• _Task prompt_
Please output every line of the records below as a Markdown table with the columns No. and Line, numbering the rows in order and leaving out any blank lines.

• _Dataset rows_
········
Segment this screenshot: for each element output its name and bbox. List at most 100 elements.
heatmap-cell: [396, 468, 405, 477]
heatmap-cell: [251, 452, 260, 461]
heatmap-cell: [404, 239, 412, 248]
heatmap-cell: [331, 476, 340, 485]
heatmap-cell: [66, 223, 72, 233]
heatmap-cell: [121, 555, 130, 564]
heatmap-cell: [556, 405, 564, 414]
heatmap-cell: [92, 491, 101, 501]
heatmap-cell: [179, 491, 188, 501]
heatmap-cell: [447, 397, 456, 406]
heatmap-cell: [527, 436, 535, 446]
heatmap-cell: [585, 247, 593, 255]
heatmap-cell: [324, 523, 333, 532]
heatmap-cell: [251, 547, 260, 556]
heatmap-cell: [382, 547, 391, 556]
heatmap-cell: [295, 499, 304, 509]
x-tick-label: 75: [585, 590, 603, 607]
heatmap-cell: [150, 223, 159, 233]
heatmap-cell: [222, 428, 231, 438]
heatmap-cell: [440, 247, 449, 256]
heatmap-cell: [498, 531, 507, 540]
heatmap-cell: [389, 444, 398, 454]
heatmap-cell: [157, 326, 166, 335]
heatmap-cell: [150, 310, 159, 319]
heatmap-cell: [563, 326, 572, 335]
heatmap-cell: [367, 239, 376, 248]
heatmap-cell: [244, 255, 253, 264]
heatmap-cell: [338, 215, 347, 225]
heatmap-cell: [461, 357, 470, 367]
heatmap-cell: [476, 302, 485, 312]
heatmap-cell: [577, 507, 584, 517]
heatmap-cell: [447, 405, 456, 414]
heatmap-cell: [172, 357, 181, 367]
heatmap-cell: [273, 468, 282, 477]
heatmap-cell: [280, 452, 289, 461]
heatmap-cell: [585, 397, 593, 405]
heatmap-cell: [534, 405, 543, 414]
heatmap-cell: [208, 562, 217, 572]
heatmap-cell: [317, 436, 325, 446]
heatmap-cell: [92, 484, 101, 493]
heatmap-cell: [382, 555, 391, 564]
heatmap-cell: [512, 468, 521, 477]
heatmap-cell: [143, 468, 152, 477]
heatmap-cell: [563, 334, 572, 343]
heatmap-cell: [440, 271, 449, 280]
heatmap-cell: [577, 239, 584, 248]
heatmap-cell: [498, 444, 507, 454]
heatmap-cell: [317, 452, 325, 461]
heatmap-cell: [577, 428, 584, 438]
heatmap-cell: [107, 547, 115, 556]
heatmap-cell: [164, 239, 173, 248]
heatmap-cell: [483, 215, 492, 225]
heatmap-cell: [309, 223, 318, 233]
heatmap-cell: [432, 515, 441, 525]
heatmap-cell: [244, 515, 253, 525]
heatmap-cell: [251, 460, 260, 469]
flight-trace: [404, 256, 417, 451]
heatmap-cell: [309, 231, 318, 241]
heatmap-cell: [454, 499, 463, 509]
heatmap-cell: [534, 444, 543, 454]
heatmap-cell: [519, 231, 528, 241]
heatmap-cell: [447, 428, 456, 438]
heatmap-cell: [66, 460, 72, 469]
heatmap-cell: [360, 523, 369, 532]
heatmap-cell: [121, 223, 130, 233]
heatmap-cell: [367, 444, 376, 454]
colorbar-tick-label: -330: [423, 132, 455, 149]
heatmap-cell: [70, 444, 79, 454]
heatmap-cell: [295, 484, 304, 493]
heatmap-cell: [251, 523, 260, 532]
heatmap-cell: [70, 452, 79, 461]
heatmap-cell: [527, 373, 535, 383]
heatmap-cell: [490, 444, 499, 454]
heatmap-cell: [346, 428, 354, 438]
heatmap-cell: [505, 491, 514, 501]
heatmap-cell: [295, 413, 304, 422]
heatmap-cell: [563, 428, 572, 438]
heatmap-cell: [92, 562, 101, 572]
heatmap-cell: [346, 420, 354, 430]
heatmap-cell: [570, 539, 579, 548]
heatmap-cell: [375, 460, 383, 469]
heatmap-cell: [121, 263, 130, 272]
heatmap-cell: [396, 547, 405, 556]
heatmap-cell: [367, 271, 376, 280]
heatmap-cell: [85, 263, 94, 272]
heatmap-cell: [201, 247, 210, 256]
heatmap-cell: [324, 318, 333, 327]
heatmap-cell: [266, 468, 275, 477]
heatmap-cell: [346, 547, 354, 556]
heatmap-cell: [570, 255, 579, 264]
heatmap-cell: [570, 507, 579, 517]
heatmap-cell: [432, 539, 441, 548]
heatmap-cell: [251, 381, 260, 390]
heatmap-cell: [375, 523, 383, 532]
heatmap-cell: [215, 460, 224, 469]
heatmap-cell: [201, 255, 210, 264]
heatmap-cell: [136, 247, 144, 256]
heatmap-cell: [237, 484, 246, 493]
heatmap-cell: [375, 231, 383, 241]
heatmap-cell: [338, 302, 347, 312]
········
• _Exercise solution_
| No. | Line |
|---|---|
| 1 | Segment this screenshot: for each element output its name and bbox. List at most 100 elements. |
| 2 | heatmap-cell: [396, 468, 405, 477] |
| 3 | heatmap-cell: [251, 452, 260, 461] |
| 4 | heatmap-cell: [404, 239, 412, 248] |
| 5 | heatmap-cell: [331, 476, 340, 485] |
| 6 | heatmap-cell: [66, 223, 72, 233] |
| 7 | heatmap-cell: [121, 555, 130, 564] |
| 8 | heatmap-cell: [556, 405, 564, 414] |
| 9 | heatmap-cell: [92, 491, 101, 501] |
| 10 | heatmap-cell: [179, 491, 188, 501] |
| 11 | heatmap-cell: [447, 397, 456, 406] |
| 12 | heatmap-cell: [527, 436, 535, 446] |
| 13 | heatmap-cell: [585, 247, 593, 255] |
| 14 | heatmap-cell: [324, 523, 333, 532] |
| 15 | heatmap-cell: [251, 547, 260, 556] |
| 16 | heatmap-cell: [382, 547, 391, 556] |
| 17 | heatmap-cell: [295, 499, 304, 509] |
| 18 | x-tick-label: 75: [585, 590, 603, 607] |
| 19 | heatmap-cell: [150, 223, 159, 233] |
| 20 | heatmap-cell: [222, 428, 231, 438] |
| 21 | heatmap-cell: [440, 247, 449, 256] |
| 22 | heatmap-cell: [498, 531, 507, 540] |
| 23 | heatmap-cell: [389, 444, 398, 454] |
| 24 | heatmap-cell: [157, 326, 166, 335] |
| 25 | heatmap-cell: [150, 310, 159, 319] |
| 26 | heatmap-cell: [563, 326, 572, 335] |
| 27 | heatmap-cell: [367, 239, 376, 248] |
| 28 | heatmap-cell: [244, 255, 253, 264] |
| 29 | heatmap-cell: [338, 215, 347, 225] |
| 30 | heatmap-cell: [461, 357, 470, 367] |
| 31 | heatmap-cell: [476, 302, 485, 312] |
| 32 | heatmap-cell: [577, 507, 584, 517] |
| 33 | heatmap-cell: [447, 405, 456, 414] |
| 34 | heatmap-cell: [172, 357, 181, 367] |
| 35 | heatmap-cell: [273, 468, 282, 477] |
| 36 | heatmap-cell: [280, 452, 289, 461] |
| 37 | heatmap-cell: [585, 397, 593, 405] |
| 38 | heatmap-cell: [534, 405, 543, 414] |
| 39 | heatmap-cell: [208, 562, 217, 572] |
| 40 | heatmap-cell: [317, 436, 325, 446] |
| 41 | heatmap-cell: [92, 484, 101, 493] |
| 42 | heatmap-cell: [382, 555, 391, 564] |
| 43 | heatmap-cell: [512, 468, 521, 477] |
| 44 | heatmap-cell: [143, 468, 152, 477] |
| 45 | heatmap-cell: [563, 334, 572, 343] |
| 46 | heatmap-cell: [440, 271, 449, 280] |
| 47 | heatmap-cell: [577, 239, 584, 248] |
| 48 | heatmap-cell: [498, 444, 507, 454] |
| 49 | heatmap-cell: [317, 452, 325, 461] |
| 50 | heatmap-cell: [577, 428, 584, 438] |
| 51 | heatmap-cell: [107, 547, 115, 556] |
| 52 | heatmap-cell: [164, 239, 173, 248] |
| 53 | heatmap-cell: [483, 215, 492, 225] |
| 54 | heatmap-cell: [309, 223, 318, 233] |
| 55 | heatmap-cell: [432, 515, 441, 525] |
| 56 | heatmap-cell: [244, 515, 253, 525] |
| 57 | heatmap-cell: [251, 460, 260, 469] |
| 58 | flight-trace: [404, 256, 417, 451] |
| 59 | heatmap-cell: [309, 231, 318, 241] |
| 60 | heatmap-cell: [454, 499, 463, 509] |
| 61 | heatmap-cell: [534, 444, 543, 454] |
| 62 | heatmap-cell: [519, 231, 528, 241] |
| 63 | heatmap-cell: [447, 428, 456, 438] |
| 64 | heatmap-cell: [66, 460, 72, 469] |
| 65 | heatmap-cell: [360, 523, 369, 532] |
| 66 | heatmap-cell: [121, 223, 130, 233] |
| 67 | heatmap-cell: [367, 444, 376, 454] |
| 68 | colorbar-tick-label: -330: [423, 132, 455, 149] |
| 69 | heatmap-cell: [70, 444, 79, 454] |
| 70 | heatmap-cell: [295, 484, 304, 493] |
| 71 | heatmap-cell: [251, 523, 260, 532] |
| 72 | heatmap-cell: [70, 452, 79, 461] |
| 73 | heatmap-cell: [527, 373, 535, 383] |
| 74 | heatmap-cell: [490, 444, 499, 454] |
| 75 | heatmap-cell: [346, 428, 354, 438] |
| 76 | heatmap-cell: [505, 491, 514, 501] |
| 77 | heatmap-cell: [295, 413, 304, 422] |
| 78 | heatmap-cell: [563, 428, 572, 438] |
| 79 | heatmap-cell: [92, 562, 101, 572] |
| 80 | heatmap-cell: [346, 420, 354, 430] |
| 81 | heatmap-cell: [570, 539, 579, 548] |
| 82 | heatmap-cell: [375, 460, 383, 469] |
| 83 | heatmap-cell: [121, 263, 130, 272] |
| 84 | heatmap-cell: [396, 547, 405, 556] |
| 85 | heatmap-cell: [367, 271, 376, 280] |
| 86 | heatmap-cell: [85, 263, 94, 272] |
| 87 | heatmap-cell: [201, 247, 210, 256] |
| 88 | heatmap-cell: [324, 318, 333, 327] |
| 89 | heatmap-cell: [266, 468, 275, 477] |
| 90 | heatmap-cell: [346, 547, 354, 556] |
| 91 | heatmap-cell: [570, 255, 579, 264] |
| 92 | heatmap-cell: [570, 507, 579, 517] |
| 93 | heatmap-cell: [432, 539, 441, 548] |
| 94 | heatmap-cell: [251, 381, 260, 390] |
| 95 | heatmap-cell: [375, 523, 383, 532] |
| 96 | heatmap-cell: [215, 460, 224, 469] |
| 97 | heatmap-cell: [201, 255, 210, 264] |
| 98 | heatmap-cell: [136, 247, 144, 256] |
| 99 | heatmap-cell: [237, 484, 246, 493] |
| 100 | heatmap-cell: [375, 231, 383, 241] |
| 101 | heatmap-cell: [338, 302, 347, 312] |